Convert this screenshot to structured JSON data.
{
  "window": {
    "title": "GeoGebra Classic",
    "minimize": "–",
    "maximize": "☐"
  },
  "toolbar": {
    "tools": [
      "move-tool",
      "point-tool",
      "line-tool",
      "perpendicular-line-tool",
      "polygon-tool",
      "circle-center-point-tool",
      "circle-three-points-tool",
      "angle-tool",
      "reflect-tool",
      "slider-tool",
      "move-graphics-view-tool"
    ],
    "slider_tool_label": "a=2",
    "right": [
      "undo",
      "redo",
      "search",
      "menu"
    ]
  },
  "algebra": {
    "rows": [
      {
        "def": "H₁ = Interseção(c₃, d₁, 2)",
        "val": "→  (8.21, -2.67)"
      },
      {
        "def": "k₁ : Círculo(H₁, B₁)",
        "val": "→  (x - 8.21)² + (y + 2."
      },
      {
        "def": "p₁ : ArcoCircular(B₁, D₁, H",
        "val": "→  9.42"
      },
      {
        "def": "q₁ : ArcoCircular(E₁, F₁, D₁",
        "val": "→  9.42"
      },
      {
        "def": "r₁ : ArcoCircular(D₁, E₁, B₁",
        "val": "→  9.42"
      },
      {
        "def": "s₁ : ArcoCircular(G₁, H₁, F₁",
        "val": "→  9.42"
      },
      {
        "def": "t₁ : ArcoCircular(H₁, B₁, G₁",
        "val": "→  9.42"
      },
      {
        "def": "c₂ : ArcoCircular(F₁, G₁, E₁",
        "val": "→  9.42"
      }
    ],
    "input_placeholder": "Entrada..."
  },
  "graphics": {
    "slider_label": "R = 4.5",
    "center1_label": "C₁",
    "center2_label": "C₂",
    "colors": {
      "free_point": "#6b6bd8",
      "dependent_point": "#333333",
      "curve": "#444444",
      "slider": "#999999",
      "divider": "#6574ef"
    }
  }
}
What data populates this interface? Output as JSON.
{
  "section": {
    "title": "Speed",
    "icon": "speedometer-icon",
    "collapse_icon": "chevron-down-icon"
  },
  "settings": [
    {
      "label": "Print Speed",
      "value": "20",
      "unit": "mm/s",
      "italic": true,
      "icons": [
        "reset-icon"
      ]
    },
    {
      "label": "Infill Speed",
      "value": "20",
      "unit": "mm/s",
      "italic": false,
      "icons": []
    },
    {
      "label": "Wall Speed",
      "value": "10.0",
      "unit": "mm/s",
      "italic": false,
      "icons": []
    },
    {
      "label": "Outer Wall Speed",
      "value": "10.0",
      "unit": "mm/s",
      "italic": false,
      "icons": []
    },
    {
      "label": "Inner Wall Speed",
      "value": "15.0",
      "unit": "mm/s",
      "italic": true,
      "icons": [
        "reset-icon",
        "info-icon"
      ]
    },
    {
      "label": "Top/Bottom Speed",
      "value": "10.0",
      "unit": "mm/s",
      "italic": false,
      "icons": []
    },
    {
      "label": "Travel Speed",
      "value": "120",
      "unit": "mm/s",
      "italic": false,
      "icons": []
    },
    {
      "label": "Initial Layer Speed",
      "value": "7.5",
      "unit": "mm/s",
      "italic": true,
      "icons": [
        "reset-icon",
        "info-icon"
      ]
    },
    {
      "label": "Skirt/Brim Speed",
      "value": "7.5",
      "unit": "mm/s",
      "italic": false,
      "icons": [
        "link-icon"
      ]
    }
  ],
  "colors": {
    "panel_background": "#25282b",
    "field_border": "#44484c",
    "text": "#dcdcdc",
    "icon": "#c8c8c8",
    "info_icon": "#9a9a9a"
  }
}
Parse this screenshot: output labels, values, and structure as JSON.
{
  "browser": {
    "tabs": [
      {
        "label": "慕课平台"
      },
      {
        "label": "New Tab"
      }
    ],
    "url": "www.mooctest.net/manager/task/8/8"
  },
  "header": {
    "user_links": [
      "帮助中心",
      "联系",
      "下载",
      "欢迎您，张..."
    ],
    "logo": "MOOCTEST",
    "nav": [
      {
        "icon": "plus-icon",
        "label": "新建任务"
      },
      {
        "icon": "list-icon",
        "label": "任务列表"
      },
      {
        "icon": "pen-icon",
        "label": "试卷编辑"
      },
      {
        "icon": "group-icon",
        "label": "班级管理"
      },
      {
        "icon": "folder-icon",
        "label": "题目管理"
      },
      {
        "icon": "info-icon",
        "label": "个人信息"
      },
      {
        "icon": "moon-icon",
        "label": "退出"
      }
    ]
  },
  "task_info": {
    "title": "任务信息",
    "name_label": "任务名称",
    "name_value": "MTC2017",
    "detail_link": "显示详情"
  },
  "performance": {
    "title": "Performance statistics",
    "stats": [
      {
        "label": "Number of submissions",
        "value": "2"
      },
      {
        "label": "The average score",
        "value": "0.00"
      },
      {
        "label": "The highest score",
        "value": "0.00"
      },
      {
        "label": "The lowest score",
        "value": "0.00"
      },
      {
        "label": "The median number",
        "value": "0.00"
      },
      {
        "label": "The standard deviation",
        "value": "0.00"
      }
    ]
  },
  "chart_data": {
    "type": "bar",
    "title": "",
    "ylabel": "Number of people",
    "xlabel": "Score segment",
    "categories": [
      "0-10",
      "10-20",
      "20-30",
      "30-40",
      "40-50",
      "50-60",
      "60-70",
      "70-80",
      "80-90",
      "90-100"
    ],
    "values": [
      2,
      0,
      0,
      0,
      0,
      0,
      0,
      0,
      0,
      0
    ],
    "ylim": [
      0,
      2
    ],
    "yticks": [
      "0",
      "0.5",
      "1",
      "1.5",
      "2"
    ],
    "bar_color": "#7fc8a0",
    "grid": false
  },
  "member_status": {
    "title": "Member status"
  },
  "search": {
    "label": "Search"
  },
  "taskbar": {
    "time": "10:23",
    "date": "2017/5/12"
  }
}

# Goal of the exercise
Retype the whole listing above exactly.

# Solved exercise
Convert this screenshot to structured JSON data.
{
  "window": {
    "title": "GeoGebra Classic",
    "minimize": "–",
    "maximize": "☐"
  },
  "toolbar": {
    "tools": [
      "move-tool",
      "point-tool",
      "line-tool",
      "perpendicular-line-tool",
      "polygon-tool",
      "circle-center-point-tool",
      "circle-three-points-tool",
      "angle-tool",
      "reflect-tool",
      "slider-tool",
      "move-graphics-view-tool"
    ],
    "slider_tool_label": "a=2",
    "right": [
      "undo",
      "redo",
      "search",
      "menu"
    ]
  },
  "algebra": {
    "rows": [
      {
        "def": "H₁ = Interseção(c₃, d₁, 2)",
        "val": "→  (8.21, -2.67)"
      },
      {
        "def": "k₁ : Círculo(H₁, B₁)",
        "val": "→  (x - 8.21)² + (y + 2."
      },
      {
        "def": "p₁ : ArcoCircular(B₁, D₁, H",
        "val": "→  9.42"
      },
      {
        "def": "q₁ : ArcoCircular(E₁, F₁, D₁",
        "val": "→  9.42"
      },
      {
        "def": "r₁ : ArcoCircular(D₁, E₁, B₁",
        "val": "→  9.42"
      },
      {
        "def": "s₁ : ArcoCircular(G₁, H₁, F₁",
        "val": "→  9.42"
      },
      {
        "def": "t₁ : ArcoCircular(H₁, B₁, G₁",
        "val": "→  9.42"
      },
      {
        "def": "c₂ : ArcoCircular(F₁, G₁, E₁",
        "val": "→  9.42"
      }
    ],
    "input_placeholder": "Entrada..."
  },
  "graphics": {
    "slider_label": "R = 4.5",
    "center1_label": "C₁",
    "center2_label": "C₂",
    "colors": {
      "free_point": "#6b6bd8",
      "dependent_point": "#333333",
      "curve": "#444444",
      "slider": "#999999",
      "divider": "#6574ef"
    }
  }
}
What data populates this interface? Output as JSON.
{
  "section": {
    "title": "Speed",
    "icon": "speedometer-icon",
    "collapse_icon": "chevron-down-icon"
  },
  "settings": [
    {
      "label": "Print Speed",
      "value": "20",
      "unit": "mm/s",
      "italic": true,
      "icons": [
        "reset-icon"
      ]
    },
    {
      "label": "Infill Speed",
      "value": "20",
      "unit": "mm/s",
      "italic": false,
      "icons": []
    },
    {
      "label": "Wall Speed",
      "value": "10.0",
      "unit": "mm/s",
      "italic": false,
      "icons": []
    },
    {
      "label": "Outer Wall Speed",
      "value": "10.0",
      "unit": "mm/s",
      "italic": false,
      "icons": []
    },
    {
      "label": "Inner Wall Speed",
      "value": "15.0",
      "unit": "mm/s",
      "italic": true,
      "icons": [
        "reset-icon",
        "info-icon"
      ]
    },
    {
      "label": "Top/Bottom Speed",
      "value": "10.0",
      "unit": "mm/s",
      "italic": false,
      "icons": []
    },
    {
      "label": "Travel Speed",
      "value": "120",
      "unit": "mm/s",
      "italic": false,
      "icons": []
    },
    {
      "label": "Initial Layer Speed",
      "value": "7.5",
      "unit": "mm/s",
      "italic": true,
      "icons": [
        "reset-icon",
        "info-icon"
      ]
    },
    {
      "label": "Skirt/Brim Speed",
      "value": "7.5",
      "unit": "mm/s",
      "italic": false,
      "icons": [
        "link-icon"
      ]
    }
  ],
  "colors": {
    "panel_background": "#25282b",
    "field_border": "#44484c",
    "text": "#dcdcdc",
    "icon": "#c8c8c8",
    "info_icon": "#9a9a9a"
  }
}
Parse this screenshot: output labels, values, and structure as JSON.
{
  "browser": {
    "tabs": [
      {
        "label": "慕课平台"
      },
      {
        "label": "New Tab"
      }
    ],
    "url": "www.mooctest.net/manager/task/8/8"
  },
  "header": {
    "user_links": [
      "帮助中心",
      "联系",
      "下载",
      "欢迎您，张..."
    ],
    "logo": "MOOCTEST",
    "nav": [
      {
        "icon": "plus-icon",
        "label": "新建任务"
      },
      {
        "icon": "list-icon",
        "label": "任务列表"
      },
      {
        "icon": "pen-icon",
        "label": "试卷编辑"
      },
      {
        "icon": "group-icon",
        "label": "班级管理"
      },
      {
        "icon": "folder-icon",
        "label": "题目管理"
      },
      {
        "icon": "info-icon",
        "label": "个人信息"
      },
      {
        "icon": "moon-icon",
        "label": "退出"
      }
    ]
  },
  "task_info": {
    "title": "任务信息",
    "name_label": "任务名称",
    "name_value": "MTC2017",
    "detail_link": "显示详情"
  },
  "performance": {
    "title": "Performance statistics",
    "stats": [
      {
        "label": "Number of submissions",
        "value": "2"
      },
      {
        "label": "The average score",
        "value": "0.00"
      },
      {
        "label": "The highest score",
        "value": "0.00"
      },
      {
        "label": "The lowest score",
        "value": "0.00"
      },
      {
        "label": "The median number",
        "value": "0.00"
      },
      {
        "label": "The standard deviation",
        "value": "0.00"
      }
    ]
  },
  "chart_data": {
    "type": "bar",
    "title": "",
    "ylabel": "Number of people",
    "xlabel": "Score segment",
    "categories": [
      "0-10",
      "10-20",
      "20-30",
      "30-40",
      "40-50",
      "50-60",
      "60-70",
      "70-80",
      "80-90",
      "90-100"
    ],
    "values": [
      2,
      0,
      0,
      0,
      0,
      0,
      0,
      0,
      0,
      0
    ],
    "ylim": [
      0,
      2
    ],
    "yticks": [
      "0",
      "0.5",
      "1",
      "1.5",
      "2"
    ],
    "bar_color": "#7fc8a0",
    "grid": false
  },
  "member_status": {
    "title": "Member status"
  },
  "search": {
    "label": "Search"
  },
  "taskbar": {
    "time": "10:23",
    "date": "2017/5/12"
  }
}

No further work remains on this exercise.